Your task is to copy every line of this material exactly.

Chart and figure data
>> Begin
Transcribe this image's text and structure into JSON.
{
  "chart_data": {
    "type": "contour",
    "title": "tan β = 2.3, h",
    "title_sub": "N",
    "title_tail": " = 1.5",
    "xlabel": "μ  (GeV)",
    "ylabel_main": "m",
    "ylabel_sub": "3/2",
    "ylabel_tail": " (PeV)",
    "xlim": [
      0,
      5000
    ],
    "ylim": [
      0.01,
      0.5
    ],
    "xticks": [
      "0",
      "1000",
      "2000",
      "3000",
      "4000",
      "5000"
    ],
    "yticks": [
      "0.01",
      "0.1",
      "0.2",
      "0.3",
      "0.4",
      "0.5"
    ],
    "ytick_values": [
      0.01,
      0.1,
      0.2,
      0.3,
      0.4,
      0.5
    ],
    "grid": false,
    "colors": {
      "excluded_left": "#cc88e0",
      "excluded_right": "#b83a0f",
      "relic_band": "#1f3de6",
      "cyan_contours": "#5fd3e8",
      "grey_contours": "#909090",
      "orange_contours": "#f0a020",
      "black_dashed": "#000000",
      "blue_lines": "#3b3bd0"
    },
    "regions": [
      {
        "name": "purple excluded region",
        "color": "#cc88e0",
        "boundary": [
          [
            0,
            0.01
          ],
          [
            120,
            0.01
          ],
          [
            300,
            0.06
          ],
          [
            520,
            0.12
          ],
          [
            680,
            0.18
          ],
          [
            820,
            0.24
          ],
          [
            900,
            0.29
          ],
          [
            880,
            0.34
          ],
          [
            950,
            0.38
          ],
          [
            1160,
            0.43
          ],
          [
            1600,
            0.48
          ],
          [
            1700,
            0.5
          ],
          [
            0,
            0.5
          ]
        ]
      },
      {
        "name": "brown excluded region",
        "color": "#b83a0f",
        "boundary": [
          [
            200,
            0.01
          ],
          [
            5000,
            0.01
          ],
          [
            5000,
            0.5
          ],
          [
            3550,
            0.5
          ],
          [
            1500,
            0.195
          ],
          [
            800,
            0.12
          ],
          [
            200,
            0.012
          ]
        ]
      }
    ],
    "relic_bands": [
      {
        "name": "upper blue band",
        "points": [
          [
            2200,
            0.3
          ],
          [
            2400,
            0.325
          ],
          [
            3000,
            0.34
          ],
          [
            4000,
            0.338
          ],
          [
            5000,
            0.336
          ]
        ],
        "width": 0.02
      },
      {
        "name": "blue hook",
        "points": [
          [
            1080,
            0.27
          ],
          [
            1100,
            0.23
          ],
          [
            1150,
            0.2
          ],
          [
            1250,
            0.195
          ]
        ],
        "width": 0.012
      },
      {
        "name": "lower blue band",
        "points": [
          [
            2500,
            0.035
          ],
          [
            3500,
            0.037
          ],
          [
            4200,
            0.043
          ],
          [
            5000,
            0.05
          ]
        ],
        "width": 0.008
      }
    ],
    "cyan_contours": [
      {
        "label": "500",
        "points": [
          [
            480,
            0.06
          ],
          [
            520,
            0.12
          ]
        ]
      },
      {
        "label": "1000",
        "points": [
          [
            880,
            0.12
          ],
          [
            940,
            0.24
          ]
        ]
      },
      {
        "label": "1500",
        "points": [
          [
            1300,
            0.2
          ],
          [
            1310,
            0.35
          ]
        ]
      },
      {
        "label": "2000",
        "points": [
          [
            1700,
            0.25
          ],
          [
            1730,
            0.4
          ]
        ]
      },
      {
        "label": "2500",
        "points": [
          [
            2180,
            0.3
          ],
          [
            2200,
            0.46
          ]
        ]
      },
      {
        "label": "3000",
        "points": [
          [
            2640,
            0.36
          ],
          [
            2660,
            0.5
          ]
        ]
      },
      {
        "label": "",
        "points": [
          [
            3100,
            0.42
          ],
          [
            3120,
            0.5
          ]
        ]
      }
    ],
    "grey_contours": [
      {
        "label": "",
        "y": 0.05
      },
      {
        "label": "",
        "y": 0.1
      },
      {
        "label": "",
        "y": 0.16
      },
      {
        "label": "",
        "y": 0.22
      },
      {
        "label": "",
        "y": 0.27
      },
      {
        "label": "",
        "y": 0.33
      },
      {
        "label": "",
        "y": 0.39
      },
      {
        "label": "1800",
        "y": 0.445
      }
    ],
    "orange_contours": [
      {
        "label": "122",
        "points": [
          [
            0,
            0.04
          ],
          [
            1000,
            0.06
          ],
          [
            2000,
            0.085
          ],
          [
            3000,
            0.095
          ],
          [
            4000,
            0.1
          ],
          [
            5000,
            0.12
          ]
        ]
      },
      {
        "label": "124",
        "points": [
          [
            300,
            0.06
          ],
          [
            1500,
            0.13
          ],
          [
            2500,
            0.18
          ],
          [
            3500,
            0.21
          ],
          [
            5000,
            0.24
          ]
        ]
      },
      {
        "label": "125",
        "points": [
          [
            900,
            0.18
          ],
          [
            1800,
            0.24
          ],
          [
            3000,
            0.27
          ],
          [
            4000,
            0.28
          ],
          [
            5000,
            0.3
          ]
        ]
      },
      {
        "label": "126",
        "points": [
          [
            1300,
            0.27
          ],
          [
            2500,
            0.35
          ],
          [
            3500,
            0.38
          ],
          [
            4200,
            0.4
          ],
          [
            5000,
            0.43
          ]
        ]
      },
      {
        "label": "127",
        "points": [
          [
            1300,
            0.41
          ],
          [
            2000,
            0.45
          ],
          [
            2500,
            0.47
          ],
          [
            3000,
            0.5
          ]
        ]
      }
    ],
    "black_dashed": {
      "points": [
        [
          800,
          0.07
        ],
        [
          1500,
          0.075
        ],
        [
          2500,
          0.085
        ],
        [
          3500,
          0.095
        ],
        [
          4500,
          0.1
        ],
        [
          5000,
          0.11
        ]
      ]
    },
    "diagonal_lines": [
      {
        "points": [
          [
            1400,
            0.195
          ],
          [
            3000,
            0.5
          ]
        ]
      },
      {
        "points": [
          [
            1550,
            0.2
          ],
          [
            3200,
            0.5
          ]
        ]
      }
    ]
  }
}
>> End
* _CORRECT OUTPUT_:
Transcribe this image's text and structure into JSON.
{
  "chart_data": {
    "type": "contour",
    "title": "tan β = 2.3, h",
    "title_sub": "N",
    "title_tail": " = 1.5",
    "xlabel": "μ  (GeV)",
    "ylabel_main": "m",
    "ylabel_sub": "3/2",
    "ylabel_tail": " (PeV)",
    "xlim": [
      0,
      5000
    ],
    "ylim": [
      0.01,
      0.5
    ],
    "xticks": [
      "0",
      "1000",
      "2000",
      "3000",
      "4000",
      "5000"
    ],
    "yticks": [
      "0.01",
      "0.1",
      "0.2",
      "0.3",
      "0.4",
      "0.5"
    ],
    "ytick_values": [
      0.01,
      0.1,
      0.2,
      0.3,
      0.4,
      0.5
    ],
    "grid": false,
    "colors": {
      "excluded_left": "#cc88e0",
      "excluded_right": "#b83a0f",
      "relic_band": "#1f3de6",
      "cyan_contours": "#5fd3e8",
      "grey_contours": "#909090",
      "orange_contours": "#f0a020",
      "black_dashed": "#000000",
      "blue_lines": "#3b3bd0"
    },
    "regions": [
      {
        "name": "purple excluded region",
        "color": "#cc88e0",
        "boundary": [
          [
            0,
            0.01
          ],
          [
            120,
            0.01
          ],
          [
            300,
            0.06
          ],
          [
            520,
            0.12
          ],
          [
            680,
            0.18
          ],
          [
            820,
            0.24
          ],
          [
            900,
            0.29
          ],
          [
            880,
            0.34
          ],
          [
            950,
            0.38
          ],
          [
            1160,
            0.43
          ],
          [
            1600,
            0.48
          ],
          [
            1700,
            0.5
          ],
          [
            0,
            0.5
          ]
        ]
      },
      {
        "name": "brown excluded region",
        "color": "#b83a0f",
        "boundary": [
          [
            200,
            0.01
          ],
          [
            5000,
            0.01
          ],
          [
            5000,
            0.5
          ],
          [
            3550,
            0.5
          ],
          [
            1500,
            0.195
          ],
          [
            800,
            0.12
          ],
          [
            200,
            0.012
          ]
        ]
      }
    ],
    "relic_bands": [
      {
        "name": "upper blue band",
        "points": [
          [
            2200,
            0.3
          ],
          [
            2400,
            0.325
          ],
          [
            3000,
            0.34
          ],
          [
            4000,
            0.338
          ],
          [
            5000,
            0.336
          ]
        ],
        "width": 0.02
      },
      {
        "name": "blue hook",
        "points": [
          [
            1080,
            0.27
          ],
          [
            1100,
            0.23
          ],
          [
            1150,
            0.2
          ],
          [
            1250,
            0.195
          ]
        ],
        "width": 0.012
      },
      {
        "name": "lower blue band",
        "points": [
          [
            2500,
            0.035
          ],
          [
            3500,
            0.037
          ],
          [
            4200,
            0.043
          ],
          [
            5000,
            0.05
          ]
        ],
        "width": 0.008
      }
    ],
    "cyan_contours": [
      {
        "label": "500",
        "points": [
          [
            480,
            0.06
          ],
          [
            520,
            0.12
          ]
        ]
      },
      {
        "label": "1000",
        "points": [
          [
            880,
            0.12
          ],
          [
            940,
            0.24
          ]
        ]
      },
      {
        "label": "1500",
        "points": [
          [
            1300,
            0.2
          ],
          [
            1310,
            0.35
          ]
        ]
      },
      {
        "label": "2000",
        "points": [
          [
            1700,
            0.25
          ],
          [
            1730,
            0.4
          ]
        ]
      },
      {
        "label": "2500",
        "points": [
          [
            2180,
            0.3
          ],
          [
            2200,
            0.46
          ]
        ]
      },
      {
        "label": "3000",
        "points": [
          [
            2640,
            0.36
          ],
          [
            2660,
            0.5
          ]
        ]
      },
      {
        "label": "",
        "points": [
          [
            3100,
            0.42
          ],
          [
            3120,
            0.5
          ]
        ]
      }
    ],
    "grey_contours": [
      {
        "label": "",
        "y": 0.05
      },
      {
        "label": "",
        "y": 0.1
      },
      {
        "label": "",
        "y": 0.16
      },
      {
        "label": "",
        "y": 0.22
      },
      {
        "label": "",
        "y": 0.27
      },
      {
        "label": "",
        "y": 0.33
      },
      {
        "label": "",
        "y": 0.39
      },
      {
        "label": "1800",
        "y": 0.445
      }
    ],
    "orange_contours": [
      {
        "label": "122",
        "points": [
          [
            0,
            0.04
          ],
          [
            1000,
            0.06
          ],
          [
            2000,
            0.085
          ],
          [
            3000,
            0.095
          ],
          [
            4000,
            0.1
          ],
          [
            5000,
            0.12
          ]
        ]
      },
      {
        "label": "124",
        "points": [
          [
            300,
            0.06
          ],
          [
            1500,
            0.13
          ],
          [
            2500,
            0.18
          ],
          [
            3500,
            0.21
          ],
          [
            5000,
            0.24
          ]
        ]
      },
      {
        "label": "125",
        "points": [
          [
            900,
            0.18
          ],
          [
            1800,
            0.24
          ],
          [
            3000,
            0.27
          ],
          [
            4000,
            0.28
          ],
          [
            5000,
            0.3
          ]
        ]
      },
      {
        "label": "126",
        "points": [
          [
            1300,
            0.27
          ],
          [
            2500,
            0.35
          ],
          [
            3500,
            0.38
          ],
          [
            4200,
            0.4
          ],
          [
            5000,
            0.43
          ]
        ]
      },
      {
        "label": "127",
        "points": [
          [
            1300,
            0.41
          ],
          [
            2000,
            0.45
          ],
          [
            2500,
            0.47
          ],
          [
            3000,
            0.5
          ]
        ]
      }
    ],
    "black_dashed": {
      "points": [
        [
          800,
          0.07
        ],
        [
          1500,
          0.075
        ],
        [
          2500,
          0.085
        ],
        [
          3500,
          0.095
        ],
        [
          4500,
          0.1
        ],
        [
          5000,
          0.11
        ]
      ]
    },
    "diagonal_lines": [
      {
        "points": [
          [
            1400,
            0.195
          ],
          [
            3000,
            0.5
          ]
        ]
      },
      {
        "points": [
          [
            1550,
            0.2
          ],
          [
            3200,
            0.5
          ]
        ]
      }
    ]
  }
}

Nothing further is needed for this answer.